**WHAT IS REQUIRED:** Write out each line beneath this one exactly as it reads.

**RECORDS TO PROCESS:**
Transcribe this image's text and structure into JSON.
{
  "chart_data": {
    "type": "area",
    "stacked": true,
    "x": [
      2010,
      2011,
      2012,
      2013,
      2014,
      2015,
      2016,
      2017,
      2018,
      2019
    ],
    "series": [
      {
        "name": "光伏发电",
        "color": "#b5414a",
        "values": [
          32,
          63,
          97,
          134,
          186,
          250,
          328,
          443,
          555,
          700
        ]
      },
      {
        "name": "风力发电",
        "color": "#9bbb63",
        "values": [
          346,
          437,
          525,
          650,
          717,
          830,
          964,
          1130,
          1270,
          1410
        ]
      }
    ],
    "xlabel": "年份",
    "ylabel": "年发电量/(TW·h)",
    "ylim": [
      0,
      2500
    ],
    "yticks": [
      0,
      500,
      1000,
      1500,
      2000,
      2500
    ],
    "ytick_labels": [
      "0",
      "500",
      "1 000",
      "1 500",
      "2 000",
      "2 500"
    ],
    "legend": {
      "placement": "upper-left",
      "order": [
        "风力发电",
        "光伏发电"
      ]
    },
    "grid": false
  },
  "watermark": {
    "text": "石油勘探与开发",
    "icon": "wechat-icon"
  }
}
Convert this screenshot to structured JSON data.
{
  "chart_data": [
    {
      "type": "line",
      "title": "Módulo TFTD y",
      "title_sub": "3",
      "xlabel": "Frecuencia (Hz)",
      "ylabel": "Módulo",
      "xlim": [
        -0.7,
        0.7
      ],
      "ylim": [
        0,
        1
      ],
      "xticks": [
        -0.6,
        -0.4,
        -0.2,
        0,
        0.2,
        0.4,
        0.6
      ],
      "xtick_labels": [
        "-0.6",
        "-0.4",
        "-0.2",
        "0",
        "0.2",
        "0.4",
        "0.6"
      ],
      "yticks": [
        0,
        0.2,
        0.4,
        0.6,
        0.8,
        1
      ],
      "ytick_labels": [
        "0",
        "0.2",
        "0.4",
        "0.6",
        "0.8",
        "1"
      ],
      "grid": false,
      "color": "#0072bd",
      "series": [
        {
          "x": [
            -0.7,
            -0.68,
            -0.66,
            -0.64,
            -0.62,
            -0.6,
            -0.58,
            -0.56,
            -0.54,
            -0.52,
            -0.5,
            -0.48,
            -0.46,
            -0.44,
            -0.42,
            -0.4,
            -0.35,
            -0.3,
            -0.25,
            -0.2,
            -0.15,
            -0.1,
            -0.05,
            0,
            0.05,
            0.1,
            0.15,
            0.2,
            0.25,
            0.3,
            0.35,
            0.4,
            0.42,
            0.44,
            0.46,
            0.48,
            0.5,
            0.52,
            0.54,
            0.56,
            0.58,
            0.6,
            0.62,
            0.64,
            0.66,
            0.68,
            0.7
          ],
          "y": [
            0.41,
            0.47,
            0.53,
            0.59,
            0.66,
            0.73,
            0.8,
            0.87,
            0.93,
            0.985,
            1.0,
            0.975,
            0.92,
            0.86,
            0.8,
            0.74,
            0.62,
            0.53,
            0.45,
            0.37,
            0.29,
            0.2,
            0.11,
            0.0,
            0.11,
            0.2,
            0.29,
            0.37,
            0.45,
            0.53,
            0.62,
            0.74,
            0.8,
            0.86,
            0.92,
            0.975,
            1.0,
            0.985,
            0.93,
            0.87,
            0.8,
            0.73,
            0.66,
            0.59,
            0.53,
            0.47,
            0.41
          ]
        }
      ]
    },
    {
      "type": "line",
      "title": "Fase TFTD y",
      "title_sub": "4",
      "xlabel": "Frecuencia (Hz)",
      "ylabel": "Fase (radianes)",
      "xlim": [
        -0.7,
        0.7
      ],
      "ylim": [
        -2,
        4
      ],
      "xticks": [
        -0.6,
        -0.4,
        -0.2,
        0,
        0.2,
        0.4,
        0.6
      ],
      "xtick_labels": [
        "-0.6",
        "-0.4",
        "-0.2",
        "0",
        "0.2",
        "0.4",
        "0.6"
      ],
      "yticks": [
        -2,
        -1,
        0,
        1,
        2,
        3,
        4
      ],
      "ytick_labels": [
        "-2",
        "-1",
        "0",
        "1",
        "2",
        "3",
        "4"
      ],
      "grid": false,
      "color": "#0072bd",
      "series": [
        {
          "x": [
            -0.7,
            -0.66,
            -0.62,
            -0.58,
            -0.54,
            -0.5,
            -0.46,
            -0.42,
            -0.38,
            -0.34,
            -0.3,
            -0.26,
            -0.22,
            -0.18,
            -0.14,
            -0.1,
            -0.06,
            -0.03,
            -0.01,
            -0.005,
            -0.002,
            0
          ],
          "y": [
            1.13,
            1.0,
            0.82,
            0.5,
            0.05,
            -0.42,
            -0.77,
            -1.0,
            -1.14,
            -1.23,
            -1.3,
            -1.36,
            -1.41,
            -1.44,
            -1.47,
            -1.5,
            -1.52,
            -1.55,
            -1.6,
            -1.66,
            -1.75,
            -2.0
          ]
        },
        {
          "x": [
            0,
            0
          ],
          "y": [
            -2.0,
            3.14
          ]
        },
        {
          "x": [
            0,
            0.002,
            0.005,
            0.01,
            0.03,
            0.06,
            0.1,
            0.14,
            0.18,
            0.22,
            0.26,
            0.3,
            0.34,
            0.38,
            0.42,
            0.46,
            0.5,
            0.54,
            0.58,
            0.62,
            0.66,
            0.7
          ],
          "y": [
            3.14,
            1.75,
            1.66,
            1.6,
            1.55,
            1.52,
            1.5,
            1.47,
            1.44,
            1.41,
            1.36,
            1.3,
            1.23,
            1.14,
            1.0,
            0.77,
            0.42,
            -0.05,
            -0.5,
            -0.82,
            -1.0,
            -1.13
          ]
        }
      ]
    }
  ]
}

**RESULT OF THIS EXERCISE:**
Transcribe this image's text and structure into JSON.
{
  "chart_data": {
    "type": "area",
    "stacked": true,
    "x": [
      2010,
      2011,
      2012,
      2013,
      2014,
      2015,
      2016,
      2017,
      2018,
      2019
    ],
    "series": [
      {
        "name": "光伏发电",
        "color": "#b5414a",
        "values": [
          32,
          63,
          97,
          134,
          186,
          250,
          328,
          443,
          555,
          700
        ]
      },
      {
        "name": "风力发电",
        "color": "#9bbb63",
        "values": [
          346,
          437,
          525,
          650,
          717,
          830,
          964,
          1130,
          1270,
          1410
        ]
      }
    ],
    "xlabel": "年份",
    "ylabel": "年发电量/(TW·h)",
    "ylim": [
      0,
      2500
    ],
    "yticks": [
      0,
      500,
      1000,
      1500,
      2000,
      2500
    ],
    "ytick_labels": [
      "0",
      "500",
      "1 000",
      "1 500",
      "2 000",
      "2 500"
    ],
    "legend": {
      "placement": "upper-left",
      "order": [
        "风力发电",
        "光伏发电"
      ]
    },
    "grid": false
  },
  "watermark": {
    "text": "石油勘探与开发",
    "icon": "wechat-icon"
  }
}
Convert this screenshot to structured JSON data.
{
  "chart_data": [
    {
      "type": "line",
      "title": "Módulo TFTD y",
      "title_sub": "3",
      "xlabel": "Frecuencia (Hz)",
      "ylabel": "Módulo",
      "xlim": [
        -0.7,
        0.7
      ],
      "ylim": [
        0,
        1
      ],
      "xticks": [
        -0.6,
        -0.4,
        -0.2,
        0,
        0.2,
        0.4,
        0.6
      ],
      "xtick_labels": [
        "-0.6",
        "-0.4",
        "-0.2",
        "0",
        "0.2",
        "0.4",
        "0.6"
      ],
      "yticks": [
        0,
        0.2,
        0.4,
        0.6,
        0.8,
        1
      ],
      "ytick_labels": [
        "0",
        "0.2",
        "0.4",
        "0.6",
        "0.8",
        "1"
      ],
      "grid": false,
      "color": "#0072bd",
      "series": [
        {
          "x": [
            -0.7,
            -0.68,
            -0.66,
            -0.64,
            -0.62,
            -0.6,
            -0.58,
            -0.56,
            -0.54,
            -0.52,
            -0.5,
            -0.48,
            -0.46,
            -0.44,
            -0.42,
            -0.4,
            -0.35,
            -0.3,
            -0.25,
            -0.2,
            -0.15,
            -0.1,
            -0.05,
            0,
            0.05,
            0.1,
            0.15,
            0.2,
            0.25,
            0.3,
            0.35,
            0.4,
            0.42,
            0.44,
            0.46,
            0.48,
            0.5,
            0.52,
            0.54,
            0.56,
            0.58,
            0.6,
            0.62,
            0.64,
            0.66,
            0.68,
            0.7
          ],
          "y": [
            0.41,
            0.47,
            0.53,
            0.59,
            0.66,
            0.73,
            0.8,
            0.87,
            0.93,
            0.985,
            1.0,
            0.975,
            0.92,
            0.86,
            0.8,
            0.74,
            0.62,
            0.53,
            0.45,
            0.37,
            0.29,
            0.2,
            0.11,
            0.0,
            0.11,
            0.2,
            0.29,
            0.37,
            0.45,
            0.53,
            0.62,
            0.74,
            0.8,
            0.86,
            0.92,
            0.975,
            1.0,
            0.985,
            0.93,
            0.87,
            0.8,
            0.73,
            0.66,
            0.59,
            0.53,
            0.47,
            0.41
          ]
        }
      ]
    },
    {
      "type": "line",
      "title": "Fase TFTD y",
      "title_sub": "4",
      "xlabel": "Frecuencia (Hz)",
      "ylabel": "Fase (radianes)",
      "xlim": [
        -0.7,
        0.7
      ],
      "ylim": [
        -2,
        4
      ],
      "xticks": [
        -0.6,
        -0.4,
        -0.2,
        0,
        0.2,
        0.4,
        0.6
      ],
      "xtick_labels": [
        "-0.6",
        "-0.4",
        "-0.2",
        "0",
        "0.2",
        "0.4",
        "0.6"
      ],
      "yticks": [
        -2,
        -1,
        0,
        1,
        2,
        3,
        4
      ],
      "ytick_labels": [
        "-2",
        "-1",
        "0",
        "1",
        "2",
        "3",
        "4"
      ],
      "grid": false,
      "color": "#0072bd",
      "series": [
        {
          "x": [
            -0.7,
            -0.66,
            -0.62,
            -0.58,
            -0.54,
            -0.5,
            -0.46,
            -0.42,
            -0.38,
            -0.34,
            -0.3,
            -0.26,
            -0.22,
            -0.18,
            -0.14,
            -0.1,
            -0.06,
            -0.03,
            -0.01,
            -0.005,
            -0.002,
            0
          ],
          "y": [
            1.13,
            1.0,
            0.82,
            0.5,
            0.05,
            -0.42,
            -0.77,
            -1.0,
            -1.14,
            -1.23,
            -1.3,
            -1.36,
            -1.41,
            -1.44,
            -1.47,
            -1.5,
            -1.52,
            -1.55,
            -1.6,
            -1.66,
            -1.75,
            -2.0
          ]
        },
        {
          "x": [
            0,
            0
          ],
          "y": [
            -2.0,
            3.14
          ]
        },
        {
          "x": [
            0,
            0.002,
            0.005,
            0.01,
            0.03,
            0.06,
            0.1,
            0.14,
            0.18,
            0.22,
            0.26,
            0.3,
            0.34,
            0.38,
            0.42,
            0.46,
            0.5,
            0.54,
            0.58,
            0.62,
            0.66,
            0.7
          ],
          "y": [
            3.14,
            1.75,
            1.66,
            1.6,
            1.55,
            1.52,
            1.5,
            1.47,
            1.44,
            1.41,
            1.36,
            1.3,
            1.23,
            1.14,
            1.0,
            0.77,
            0.42,
            -0.05,
            -0.5,
            -0.82,
            -1.0,
            -1.13
          ]
        }
      ]
    }
  ]
}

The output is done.